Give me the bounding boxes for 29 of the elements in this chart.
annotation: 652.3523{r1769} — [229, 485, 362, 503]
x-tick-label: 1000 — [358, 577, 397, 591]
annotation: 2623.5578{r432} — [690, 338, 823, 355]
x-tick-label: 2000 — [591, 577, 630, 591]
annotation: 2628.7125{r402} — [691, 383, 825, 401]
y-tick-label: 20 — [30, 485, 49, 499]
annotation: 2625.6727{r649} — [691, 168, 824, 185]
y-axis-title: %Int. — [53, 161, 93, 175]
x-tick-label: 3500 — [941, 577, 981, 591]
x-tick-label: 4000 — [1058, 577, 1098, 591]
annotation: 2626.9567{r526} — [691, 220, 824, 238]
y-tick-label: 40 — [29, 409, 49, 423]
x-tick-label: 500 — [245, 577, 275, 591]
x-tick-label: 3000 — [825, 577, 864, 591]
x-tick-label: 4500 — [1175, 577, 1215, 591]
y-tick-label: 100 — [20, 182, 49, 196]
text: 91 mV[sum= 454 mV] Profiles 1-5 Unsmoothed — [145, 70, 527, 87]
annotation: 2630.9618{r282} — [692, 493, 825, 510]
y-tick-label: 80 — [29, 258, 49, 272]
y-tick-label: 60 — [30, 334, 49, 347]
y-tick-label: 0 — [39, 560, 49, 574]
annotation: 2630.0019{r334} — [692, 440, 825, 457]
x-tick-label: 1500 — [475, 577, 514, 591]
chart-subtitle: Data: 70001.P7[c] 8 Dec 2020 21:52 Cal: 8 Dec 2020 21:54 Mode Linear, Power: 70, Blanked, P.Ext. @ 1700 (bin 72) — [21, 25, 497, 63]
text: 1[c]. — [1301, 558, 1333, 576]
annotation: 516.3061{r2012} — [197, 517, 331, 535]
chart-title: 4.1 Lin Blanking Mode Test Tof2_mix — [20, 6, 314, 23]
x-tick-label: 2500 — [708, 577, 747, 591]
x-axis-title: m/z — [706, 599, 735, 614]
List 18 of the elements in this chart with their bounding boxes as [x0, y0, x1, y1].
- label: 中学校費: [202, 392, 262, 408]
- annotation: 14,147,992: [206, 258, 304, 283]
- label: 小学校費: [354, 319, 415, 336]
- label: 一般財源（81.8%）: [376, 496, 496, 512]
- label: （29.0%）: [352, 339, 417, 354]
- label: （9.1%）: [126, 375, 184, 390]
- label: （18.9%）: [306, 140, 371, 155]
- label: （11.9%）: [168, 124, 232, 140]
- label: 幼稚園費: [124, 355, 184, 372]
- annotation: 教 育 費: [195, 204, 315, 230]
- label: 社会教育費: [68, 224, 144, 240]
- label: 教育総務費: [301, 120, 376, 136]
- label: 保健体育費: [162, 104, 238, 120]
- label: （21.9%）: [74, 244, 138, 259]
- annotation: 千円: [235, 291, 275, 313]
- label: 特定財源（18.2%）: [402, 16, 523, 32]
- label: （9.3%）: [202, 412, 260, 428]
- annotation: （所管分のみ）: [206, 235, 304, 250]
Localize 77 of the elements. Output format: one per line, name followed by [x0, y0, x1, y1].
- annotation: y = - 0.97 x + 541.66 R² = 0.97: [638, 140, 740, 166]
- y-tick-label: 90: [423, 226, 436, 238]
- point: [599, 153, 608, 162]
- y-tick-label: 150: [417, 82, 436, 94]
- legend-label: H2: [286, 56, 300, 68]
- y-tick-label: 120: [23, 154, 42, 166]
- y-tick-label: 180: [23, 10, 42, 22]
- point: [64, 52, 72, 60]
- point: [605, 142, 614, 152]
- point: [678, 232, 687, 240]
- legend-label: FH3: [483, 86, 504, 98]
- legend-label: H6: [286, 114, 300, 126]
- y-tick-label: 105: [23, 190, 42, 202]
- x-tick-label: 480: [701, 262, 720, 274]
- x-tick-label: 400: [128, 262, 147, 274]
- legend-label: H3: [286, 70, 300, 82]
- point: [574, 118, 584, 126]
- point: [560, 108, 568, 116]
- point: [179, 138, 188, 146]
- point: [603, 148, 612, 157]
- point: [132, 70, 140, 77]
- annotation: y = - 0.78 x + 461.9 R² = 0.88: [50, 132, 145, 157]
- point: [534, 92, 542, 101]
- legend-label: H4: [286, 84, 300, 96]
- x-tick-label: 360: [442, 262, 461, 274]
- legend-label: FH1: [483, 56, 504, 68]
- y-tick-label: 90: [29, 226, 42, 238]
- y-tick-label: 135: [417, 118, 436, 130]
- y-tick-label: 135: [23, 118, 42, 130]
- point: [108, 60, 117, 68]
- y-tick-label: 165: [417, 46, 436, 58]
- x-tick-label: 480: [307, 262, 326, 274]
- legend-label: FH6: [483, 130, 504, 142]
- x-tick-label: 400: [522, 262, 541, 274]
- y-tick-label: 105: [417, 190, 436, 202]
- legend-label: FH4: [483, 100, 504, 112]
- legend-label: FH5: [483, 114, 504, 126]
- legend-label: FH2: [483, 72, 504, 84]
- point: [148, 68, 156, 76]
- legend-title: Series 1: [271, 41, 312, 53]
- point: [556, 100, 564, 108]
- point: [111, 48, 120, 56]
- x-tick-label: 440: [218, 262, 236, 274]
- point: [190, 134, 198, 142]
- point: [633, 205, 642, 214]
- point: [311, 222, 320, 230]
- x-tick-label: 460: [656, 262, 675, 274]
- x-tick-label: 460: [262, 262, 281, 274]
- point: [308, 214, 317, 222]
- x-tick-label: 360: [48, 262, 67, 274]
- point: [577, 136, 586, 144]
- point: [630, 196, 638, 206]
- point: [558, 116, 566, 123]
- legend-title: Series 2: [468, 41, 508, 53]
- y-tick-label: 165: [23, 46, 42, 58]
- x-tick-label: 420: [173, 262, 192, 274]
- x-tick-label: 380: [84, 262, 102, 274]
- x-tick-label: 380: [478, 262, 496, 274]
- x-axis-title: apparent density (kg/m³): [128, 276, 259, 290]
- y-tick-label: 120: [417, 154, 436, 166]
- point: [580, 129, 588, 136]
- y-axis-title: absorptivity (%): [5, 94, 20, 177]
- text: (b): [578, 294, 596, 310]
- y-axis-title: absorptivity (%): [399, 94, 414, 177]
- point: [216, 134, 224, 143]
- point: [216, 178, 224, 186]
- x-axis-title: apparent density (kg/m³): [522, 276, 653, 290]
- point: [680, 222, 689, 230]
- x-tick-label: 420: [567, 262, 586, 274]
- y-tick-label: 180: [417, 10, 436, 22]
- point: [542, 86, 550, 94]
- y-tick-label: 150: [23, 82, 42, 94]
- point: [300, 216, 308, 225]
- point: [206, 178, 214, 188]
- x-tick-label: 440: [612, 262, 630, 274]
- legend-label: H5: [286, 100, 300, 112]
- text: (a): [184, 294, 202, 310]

## PROBLEM DESCRIPTION
Return every line of the records above unchanged and in the same order.

## REPLY TO THE TASK
Give me the bounding boxes for 29 of the elements in this chart.
annotation: 652.3523{r1769} — [229, 485, 362, 503]
x-tick-label: 1000 — [358, 577, 397, 591]
annotation: 2623.5578{r432} — [690, 338, 823, 355]
x-tick-label: 2000 — [591, 577, 630, 591]
annotation: 2628.7125{r402} — [691, 383, 825, 401]
y-tick-label: 20 — [30, 485, 49, 499]
annotation: 2625.6727{r649} — [691, 168, 824, 185]
y-axis-title: %Int. — [53, 161, 93, 175]
x-tick-label: 3500 — [941, 577, 981, 591]
x-tick-label: 4000 — [1058, 577, 1098, 591]
annotation: 2626.9567{r526} — [691, 220, 824, 238]
y-tick-label: 40 — [29, 409, 49, 423]
x-tick-label: 500 — [245, 577, 275, 591]
x-tick-label: 3000 — [825, 577, 864, 591]
x-tick-label: 4500 — [1175, 577, 1215, 591]
y-tick-label: 100 — [20, 182, 49, 196]
text: 91 mV[sum= 454 mV] Profiles 1-5 Unsmoothed — [145, 70, 527, 87]
annotation: 2630.9618{r282} — [692, 493, 825, 510]
y-tick-label: 80 — [29, 258, 49, 272]
y-tick-label: 60 — [30, 334, 49, 347]
y-tick-label: 0 — [39, 560, 49, 574]
annotation: 2630.0019{r334} — [692, 440, 825, 457]
x-tick-label: 1500 — [475, 577, 514, 591]
chart-subtitle: Data: 70001.P7[c] 8 Dec 2020 21:52 Cal: 8 Dec 2020 21:54 Mode Linear, Power: 70, Blanked, P.Ext. @ 1700 (bin 72) — [21, 25, 497, 63]
text: 1[c]. — [1301, 558, 1333, 576]
annotation: 516.3061{r2012} — [197, 517, 331, 535]
chart-title: 4.1 Lin Blanking Mode Test Tof2_mix — [20, 6, 314, 23]
x-tick-label: 2500 — [708, 577, 747, 591]
x-axis-title: m/z — [706, 599, 735, 614]
List 18 of the elements in this chart with their bounding boxes as [x0, y0, x1, y1].
- label: 中学校費: [202, 392, 262, 408]
- annotation: 14,147,992: [206, 258, 304, 283]
- label: 小学校費: [354, 319, 415, 336]
- label: 一般財源（81.8%）: [376, 496, 496, 512]
- label: （29.0%）: [352, 339, 417, 354]
- label: （9.1%）: [126, 375, 184, 390]
- label: （18.9%）: [306, 140, 371, 155]
- label: （11.9%）: [168, 124, 232, 140]
- label: 幼稚園費: [124, 355, 184, 372]
- annotation: 教 育 費: [195, 204, 315, 230]
- label: 社会教育費: [68, 224, 144, 240]
- label: 教育総務費: [301, 120, 376, 136]
- label: 保健体育費: [162, 104, 238, 120]
- label: （21.9%）: [74, 244, 138, 259]
- annotation: 千円: [235, 291, 275, 313]
- label: 特定財源（18.2%）: [402, 16, 523, 32]
- label: （9.3%）: [202, 412, 260, 428]
- annotation: （所管分のみ）: [206, 235, 304, 250]
Localize 77 of the elements. Output format: one per line, name followed by [x0, y0, x1, y1].
- annotation: y = - 0.97 x + 541.66 R² = 0.97: [638, 140, 740, 166]
- y-tick-label: 90: [423, 226, 436, 238]
- point: [599, 153, 608, 162]
- y-tick-label: 150: [417, 82, 436, 94]
- legend-label: H2: [286, 56, 300, 68]
- y-tick-label: 120: [23, 154, 42, 166]
- y-tick-label: 180: [23, 10, 42, 22]
- point: [64, 52, 72, 60]
- point: [605, 142, 614, 152]
- point: [678, 232, 687, 240]
- legend-label: FH3: [483, 86, 504, 98]
- legend-label: H6: [286, 114, 300, 126]
- y-tick-label: 105: [23, 190, 42, 202]
- x-tick-label: 480: [701, 262, 720, 274]
- x-tick-label: 400: [128, 262, 147, 274]
- legend-label: H3: [286, 70, 300, 82]
- point: [574, 118, 584, 126]
- point: [560, 108, 568, 116]
- point: [179, 138, 188, 146]
- point: [603, 148, 612, 157]
- point: [132, 70, 140, 77]
- annotation: y = - 0.78 x + 461.9 R² = 0.88: [50, 132, 145, 157]
- point: [534, 92, 542, 101]
- legend-label: H4: [286, 84, 300, 96]
- x-tick-label: 360: [442, 262, 461, 274]
- legend-label: FH1: [483, 56, 504, 68]
- y-tick-label: 90: [29, 226, 42, 238]
- y-tick-label: 135: [417, 118, 436, 130]
- y-tick-label: 135: [23, 118, 42, 130]
- point: [108, 60, 117, 68]
- y-tick-label: 165: [417, 46, 436, 58]
- x-tick-label: 480: [307, 262, 326, 274]
- legend-label: FH6: [483, 130, 504, 142]
- x-tick-label: 400: [522, 262, 541, 274]
- y-tick-label: 105: [417, 190, 436, 202]
- legend-label: FH4: [483, 100, 504, 112]
- legend-label: FH5: [483, 114, 504, 126]
- legend-label: FH2: [483, 72, 504, 84]
- point: [148, 68, 156, 76]
- legend-title: Series 1: [271, 41, 312, 53]
- point: [556, 100, 564, 108]
- point: [111, 48, 120, 56]
- x-tick-label: 440: [218, 262, 236, 274]
- point: [190, 134, 198, 142]
- point: [633, 205, 642, 214]
- point: [311, 222, 320, 230]
- x-tick-label: 460: [656, 262, 675, 274]
- x-tick-label: 460: [262, 262, 281, 274]
- point: [308, 214, 317, 222]
- x-tick-label: 360: [48, 262, 67, 274]
- point: [577, 136, 586, 144]
- point: [630, 196, 638, 206]
- point: [558, 116, 566, 123]
- legend-title: Series 2: [468, 41, 508, 53]
- y-tick-label: 165: [23, 46, 42, 58]
- x-tick-label: 420: [173, 262, 192, 274]
- x-tick-label: 380: [84, 262, 102, 274]
- x-tick-label: 380: [478, 262, 496, 274]
- x-axis-title: apparent density (kg/m³): [128, 276, 259, 290]
- y-tick-label: 120: [417, 154, 436, 166]
- point: [580, 129, 588, 136]
- y-axis-title: absorptivity (%): [5, 94, 20, 177]
- text: (b): [578, 294, 596, 310]
- y-axis-title: absorptivity (%): [399, 94, 414, 177]
- point: [216, 134, 224, 143]
- point: [216, 178, 224, 186]
- x-axis-title: apparent density (kg/m³): [522, 276, 653, 290]
- point: [680, 222, 689, 230]
- x-tick-label: 420: [567, 262, 586, 274]
- y-tick-label: 180: [417, 10, 436, 22]
- point: [542, 86, 550, 94]
- y-tick-label: 150: [23, 82, 42, 94]
- point: [300, 216, 308, 225]
- point: [206, 178, 214, 188]
- x-tick-label: 440: [612, 262, 630, 274]
- legend-label: H5: [286, 100, 300, 112]
- text: (a): [184, 294, 202, 310]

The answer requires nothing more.